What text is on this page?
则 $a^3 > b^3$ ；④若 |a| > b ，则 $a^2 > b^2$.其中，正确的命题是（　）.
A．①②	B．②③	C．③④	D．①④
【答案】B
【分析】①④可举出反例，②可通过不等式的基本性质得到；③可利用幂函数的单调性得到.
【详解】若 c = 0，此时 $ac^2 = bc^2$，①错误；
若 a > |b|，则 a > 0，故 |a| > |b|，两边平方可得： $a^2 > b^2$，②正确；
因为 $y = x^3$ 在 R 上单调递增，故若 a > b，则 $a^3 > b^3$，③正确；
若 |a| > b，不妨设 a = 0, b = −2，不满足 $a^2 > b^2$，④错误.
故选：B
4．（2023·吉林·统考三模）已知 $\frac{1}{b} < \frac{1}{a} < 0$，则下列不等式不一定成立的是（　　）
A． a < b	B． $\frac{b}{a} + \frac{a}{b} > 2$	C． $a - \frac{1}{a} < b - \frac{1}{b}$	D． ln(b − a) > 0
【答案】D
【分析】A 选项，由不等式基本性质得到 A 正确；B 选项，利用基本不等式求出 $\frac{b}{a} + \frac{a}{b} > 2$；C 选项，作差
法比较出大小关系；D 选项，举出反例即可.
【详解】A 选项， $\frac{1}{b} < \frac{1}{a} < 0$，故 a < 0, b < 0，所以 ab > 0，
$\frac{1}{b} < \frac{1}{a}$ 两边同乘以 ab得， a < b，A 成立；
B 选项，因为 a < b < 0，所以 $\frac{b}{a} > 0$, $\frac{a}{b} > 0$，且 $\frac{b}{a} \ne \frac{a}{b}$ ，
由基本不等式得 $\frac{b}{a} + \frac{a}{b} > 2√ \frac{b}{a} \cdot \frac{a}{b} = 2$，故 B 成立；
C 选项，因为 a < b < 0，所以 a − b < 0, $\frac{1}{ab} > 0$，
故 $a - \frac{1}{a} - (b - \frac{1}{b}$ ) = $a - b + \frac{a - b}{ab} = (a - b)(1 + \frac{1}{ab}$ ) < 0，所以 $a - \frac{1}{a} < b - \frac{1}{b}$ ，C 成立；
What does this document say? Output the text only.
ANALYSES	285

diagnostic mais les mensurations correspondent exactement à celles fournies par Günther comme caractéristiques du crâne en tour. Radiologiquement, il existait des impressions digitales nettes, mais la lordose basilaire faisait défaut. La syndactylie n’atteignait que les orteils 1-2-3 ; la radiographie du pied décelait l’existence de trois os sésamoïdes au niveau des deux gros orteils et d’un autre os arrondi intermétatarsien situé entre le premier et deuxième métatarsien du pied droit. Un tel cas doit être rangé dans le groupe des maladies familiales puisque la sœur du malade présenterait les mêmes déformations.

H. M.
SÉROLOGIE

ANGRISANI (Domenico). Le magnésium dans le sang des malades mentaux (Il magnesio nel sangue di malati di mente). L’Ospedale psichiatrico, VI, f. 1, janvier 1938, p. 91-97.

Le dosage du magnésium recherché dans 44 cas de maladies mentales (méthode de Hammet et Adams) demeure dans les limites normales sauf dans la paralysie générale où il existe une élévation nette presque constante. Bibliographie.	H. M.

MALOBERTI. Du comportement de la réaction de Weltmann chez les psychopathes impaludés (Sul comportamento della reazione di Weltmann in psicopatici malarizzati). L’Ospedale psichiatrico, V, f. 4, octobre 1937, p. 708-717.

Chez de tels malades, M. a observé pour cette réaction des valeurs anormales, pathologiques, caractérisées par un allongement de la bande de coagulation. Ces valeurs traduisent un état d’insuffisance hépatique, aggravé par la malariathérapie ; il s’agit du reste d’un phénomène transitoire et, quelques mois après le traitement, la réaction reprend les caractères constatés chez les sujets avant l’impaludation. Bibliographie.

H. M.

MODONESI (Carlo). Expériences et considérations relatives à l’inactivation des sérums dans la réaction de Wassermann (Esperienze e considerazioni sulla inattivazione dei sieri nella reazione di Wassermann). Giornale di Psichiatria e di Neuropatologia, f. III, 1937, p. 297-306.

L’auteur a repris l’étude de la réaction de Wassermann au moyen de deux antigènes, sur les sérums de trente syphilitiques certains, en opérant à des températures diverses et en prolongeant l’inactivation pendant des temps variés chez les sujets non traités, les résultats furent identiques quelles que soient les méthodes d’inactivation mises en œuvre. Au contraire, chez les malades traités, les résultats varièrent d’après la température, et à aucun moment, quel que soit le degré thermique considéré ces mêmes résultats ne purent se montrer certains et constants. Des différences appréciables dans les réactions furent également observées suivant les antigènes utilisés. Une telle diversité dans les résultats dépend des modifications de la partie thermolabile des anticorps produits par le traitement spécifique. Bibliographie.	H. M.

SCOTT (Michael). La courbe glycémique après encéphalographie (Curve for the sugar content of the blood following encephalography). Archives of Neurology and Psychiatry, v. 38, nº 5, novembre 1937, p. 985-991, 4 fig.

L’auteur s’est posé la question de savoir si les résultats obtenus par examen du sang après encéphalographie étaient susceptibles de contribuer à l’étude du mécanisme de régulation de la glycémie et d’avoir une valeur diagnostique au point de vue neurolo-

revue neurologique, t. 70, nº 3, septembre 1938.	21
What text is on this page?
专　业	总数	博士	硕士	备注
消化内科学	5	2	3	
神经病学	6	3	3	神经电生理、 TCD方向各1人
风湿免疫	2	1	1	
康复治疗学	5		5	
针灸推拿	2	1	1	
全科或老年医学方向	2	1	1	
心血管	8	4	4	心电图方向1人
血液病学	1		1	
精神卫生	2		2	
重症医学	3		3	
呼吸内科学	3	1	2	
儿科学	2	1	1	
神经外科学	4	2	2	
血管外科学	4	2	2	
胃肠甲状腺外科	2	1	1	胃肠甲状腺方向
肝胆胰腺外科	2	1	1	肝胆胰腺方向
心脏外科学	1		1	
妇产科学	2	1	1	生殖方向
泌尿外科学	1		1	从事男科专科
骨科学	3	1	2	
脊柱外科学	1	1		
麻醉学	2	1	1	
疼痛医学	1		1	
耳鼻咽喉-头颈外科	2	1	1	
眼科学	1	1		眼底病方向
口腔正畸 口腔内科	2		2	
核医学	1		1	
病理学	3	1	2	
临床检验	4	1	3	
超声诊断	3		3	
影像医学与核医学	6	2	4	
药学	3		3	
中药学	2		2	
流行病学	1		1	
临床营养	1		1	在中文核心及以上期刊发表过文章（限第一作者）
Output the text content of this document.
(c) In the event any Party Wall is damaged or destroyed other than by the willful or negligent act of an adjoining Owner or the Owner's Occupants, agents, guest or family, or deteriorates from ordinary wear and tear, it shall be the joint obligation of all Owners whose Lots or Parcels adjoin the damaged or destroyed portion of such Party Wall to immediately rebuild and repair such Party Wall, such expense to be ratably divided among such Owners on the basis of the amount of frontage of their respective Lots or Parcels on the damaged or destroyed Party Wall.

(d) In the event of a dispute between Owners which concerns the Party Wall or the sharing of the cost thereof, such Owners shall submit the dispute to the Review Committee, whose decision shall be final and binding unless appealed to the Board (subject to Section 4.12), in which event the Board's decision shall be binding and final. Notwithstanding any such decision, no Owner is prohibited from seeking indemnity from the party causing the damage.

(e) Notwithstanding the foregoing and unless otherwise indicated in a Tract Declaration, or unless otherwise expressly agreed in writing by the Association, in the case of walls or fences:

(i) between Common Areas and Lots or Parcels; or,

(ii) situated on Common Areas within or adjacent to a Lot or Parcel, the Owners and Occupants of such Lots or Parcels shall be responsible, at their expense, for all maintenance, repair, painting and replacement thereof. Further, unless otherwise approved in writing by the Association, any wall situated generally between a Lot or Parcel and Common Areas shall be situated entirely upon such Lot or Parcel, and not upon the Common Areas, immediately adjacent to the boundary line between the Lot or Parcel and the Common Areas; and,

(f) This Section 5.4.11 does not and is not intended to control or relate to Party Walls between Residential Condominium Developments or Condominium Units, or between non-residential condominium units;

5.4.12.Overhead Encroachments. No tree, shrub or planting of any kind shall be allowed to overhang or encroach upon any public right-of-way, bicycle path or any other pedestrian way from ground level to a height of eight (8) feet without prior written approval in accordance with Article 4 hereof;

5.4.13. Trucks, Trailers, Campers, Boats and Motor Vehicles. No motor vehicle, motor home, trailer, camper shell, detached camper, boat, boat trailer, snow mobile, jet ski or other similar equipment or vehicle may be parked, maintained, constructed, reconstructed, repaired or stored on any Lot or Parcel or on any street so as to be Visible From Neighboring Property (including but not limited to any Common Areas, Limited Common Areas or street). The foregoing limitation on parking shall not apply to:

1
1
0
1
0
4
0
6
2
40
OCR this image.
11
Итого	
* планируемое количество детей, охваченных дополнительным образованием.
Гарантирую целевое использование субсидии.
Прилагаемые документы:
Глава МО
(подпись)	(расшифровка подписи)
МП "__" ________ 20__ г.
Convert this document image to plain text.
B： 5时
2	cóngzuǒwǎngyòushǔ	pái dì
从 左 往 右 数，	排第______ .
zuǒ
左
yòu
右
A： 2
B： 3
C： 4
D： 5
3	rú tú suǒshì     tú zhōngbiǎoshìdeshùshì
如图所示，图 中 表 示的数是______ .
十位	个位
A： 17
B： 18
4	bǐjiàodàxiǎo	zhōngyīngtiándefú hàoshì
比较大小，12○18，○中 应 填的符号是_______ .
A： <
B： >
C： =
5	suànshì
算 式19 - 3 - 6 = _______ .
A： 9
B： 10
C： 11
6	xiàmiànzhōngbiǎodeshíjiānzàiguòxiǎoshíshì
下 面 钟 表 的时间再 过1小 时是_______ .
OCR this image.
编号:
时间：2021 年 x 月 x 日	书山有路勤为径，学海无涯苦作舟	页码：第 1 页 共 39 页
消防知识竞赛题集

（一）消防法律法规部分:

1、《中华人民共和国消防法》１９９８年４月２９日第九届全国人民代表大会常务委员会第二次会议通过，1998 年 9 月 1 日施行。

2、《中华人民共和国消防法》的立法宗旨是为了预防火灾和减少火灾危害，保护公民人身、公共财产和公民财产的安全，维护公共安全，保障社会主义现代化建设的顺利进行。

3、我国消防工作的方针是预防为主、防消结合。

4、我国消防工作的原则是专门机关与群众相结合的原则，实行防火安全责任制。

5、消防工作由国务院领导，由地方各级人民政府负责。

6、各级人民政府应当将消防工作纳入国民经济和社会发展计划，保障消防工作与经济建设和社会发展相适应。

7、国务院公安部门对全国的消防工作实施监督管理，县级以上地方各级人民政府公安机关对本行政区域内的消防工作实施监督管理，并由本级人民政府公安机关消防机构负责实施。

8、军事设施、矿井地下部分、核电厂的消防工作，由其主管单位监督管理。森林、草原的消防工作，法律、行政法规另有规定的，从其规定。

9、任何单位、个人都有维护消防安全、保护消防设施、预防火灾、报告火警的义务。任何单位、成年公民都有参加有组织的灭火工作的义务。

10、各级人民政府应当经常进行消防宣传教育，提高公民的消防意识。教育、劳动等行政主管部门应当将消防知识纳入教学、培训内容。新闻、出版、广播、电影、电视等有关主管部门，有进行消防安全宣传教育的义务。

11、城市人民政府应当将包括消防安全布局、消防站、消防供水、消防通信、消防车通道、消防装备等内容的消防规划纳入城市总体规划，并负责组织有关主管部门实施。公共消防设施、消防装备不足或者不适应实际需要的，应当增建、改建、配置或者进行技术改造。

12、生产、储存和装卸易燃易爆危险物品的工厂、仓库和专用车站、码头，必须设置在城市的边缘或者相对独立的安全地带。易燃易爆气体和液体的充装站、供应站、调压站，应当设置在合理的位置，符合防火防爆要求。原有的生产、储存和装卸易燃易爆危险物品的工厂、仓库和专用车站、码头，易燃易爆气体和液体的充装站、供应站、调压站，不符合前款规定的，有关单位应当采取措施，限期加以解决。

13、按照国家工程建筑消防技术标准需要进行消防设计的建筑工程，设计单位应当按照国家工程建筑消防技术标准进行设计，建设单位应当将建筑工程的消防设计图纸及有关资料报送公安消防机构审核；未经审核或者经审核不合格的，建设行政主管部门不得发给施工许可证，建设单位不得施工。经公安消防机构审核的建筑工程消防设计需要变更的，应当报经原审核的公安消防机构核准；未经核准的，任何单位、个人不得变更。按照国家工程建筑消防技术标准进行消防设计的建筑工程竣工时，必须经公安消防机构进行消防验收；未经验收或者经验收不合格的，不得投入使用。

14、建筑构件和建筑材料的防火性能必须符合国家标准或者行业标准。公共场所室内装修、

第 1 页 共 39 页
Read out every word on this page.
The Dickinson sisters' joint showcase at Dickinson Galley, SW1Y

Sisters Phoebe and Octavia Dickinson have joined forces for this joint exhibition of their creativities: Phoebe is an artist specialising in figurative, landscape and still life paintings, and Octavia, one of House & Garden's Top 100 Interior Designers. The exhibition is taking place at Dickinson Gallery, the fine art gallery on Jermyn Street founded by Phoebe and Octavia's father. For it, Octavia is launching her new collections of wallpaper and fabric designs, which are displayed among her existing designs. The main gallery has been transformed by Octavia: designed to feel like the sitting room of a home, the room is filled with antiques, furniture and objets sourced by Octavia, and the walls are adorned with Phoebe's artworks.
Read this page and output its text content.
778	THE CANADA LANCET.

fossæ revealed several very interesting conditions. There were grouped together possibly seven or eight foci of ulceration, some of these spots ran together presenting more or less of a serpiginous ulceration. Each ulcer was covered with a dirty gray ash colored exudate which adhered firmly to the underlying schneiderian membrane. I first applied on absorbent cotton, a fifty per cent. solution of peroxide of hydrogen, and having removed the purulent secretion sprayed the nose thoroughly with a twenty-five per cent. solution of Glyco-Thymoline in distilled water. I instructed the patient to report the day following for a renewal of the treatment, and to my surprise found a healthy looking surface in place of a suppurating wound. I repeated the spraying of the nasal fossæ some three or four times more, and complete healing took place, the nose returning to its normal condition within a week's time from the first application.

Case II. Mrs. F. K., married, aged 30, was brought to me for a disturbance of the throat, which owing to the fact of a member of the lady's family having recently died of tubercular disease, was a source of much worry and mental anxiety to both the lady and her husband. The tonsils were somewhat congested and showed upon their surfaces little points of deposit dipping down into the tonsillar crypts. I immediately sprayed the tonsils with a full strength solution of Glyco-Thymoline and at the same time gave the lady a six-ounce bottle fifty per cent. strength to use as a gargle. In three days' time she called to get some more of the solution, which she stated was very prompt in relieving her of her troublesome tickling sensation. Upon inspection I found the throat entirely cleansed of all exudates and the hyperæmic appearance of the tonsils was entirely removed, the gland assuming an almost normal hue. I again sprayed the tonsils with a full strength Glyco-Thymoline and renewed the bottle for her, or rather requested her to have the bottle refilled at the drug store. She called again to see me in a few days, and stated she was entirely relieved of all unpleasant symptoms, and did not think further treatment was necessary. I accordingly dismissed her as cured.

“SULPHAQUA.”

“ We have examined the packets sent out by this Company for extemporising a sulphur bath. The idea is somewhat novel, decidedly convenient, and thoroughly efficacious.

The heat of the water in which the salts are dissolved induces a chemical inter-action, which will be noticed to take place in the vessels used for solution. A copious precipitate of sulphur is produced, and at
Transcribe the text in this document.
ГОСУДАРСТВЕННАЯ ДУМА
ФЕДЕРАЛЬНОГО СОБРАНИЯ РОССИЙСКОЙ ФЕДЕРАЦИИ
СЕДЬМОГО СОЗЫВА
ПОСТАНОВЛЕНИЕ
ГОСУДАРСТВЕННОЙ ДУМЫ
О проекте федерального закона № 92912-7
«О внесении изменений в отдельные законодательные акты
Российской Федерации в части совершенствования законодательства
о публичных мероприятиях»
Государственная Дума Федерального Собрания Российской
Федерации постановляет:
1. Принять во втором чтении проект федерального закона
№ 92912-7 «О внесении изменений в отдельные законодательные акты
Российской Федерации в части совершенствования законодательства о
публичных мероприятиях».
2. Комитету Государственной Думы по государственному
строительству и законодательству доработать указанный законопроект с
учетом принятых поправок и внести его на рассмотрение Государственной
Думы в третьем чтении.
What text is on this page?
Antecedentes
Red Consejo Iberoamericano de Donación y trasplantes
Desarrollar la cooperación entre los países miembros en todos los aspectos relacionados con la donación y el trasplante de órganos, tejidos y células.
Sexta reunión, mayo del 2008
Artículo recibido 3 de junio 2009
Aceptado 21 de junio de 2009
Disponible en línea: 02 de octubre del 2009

______________________________

◆ The task
Say, as a number only, how many lines of the data contain "Wassermann".

◆ Full answer
2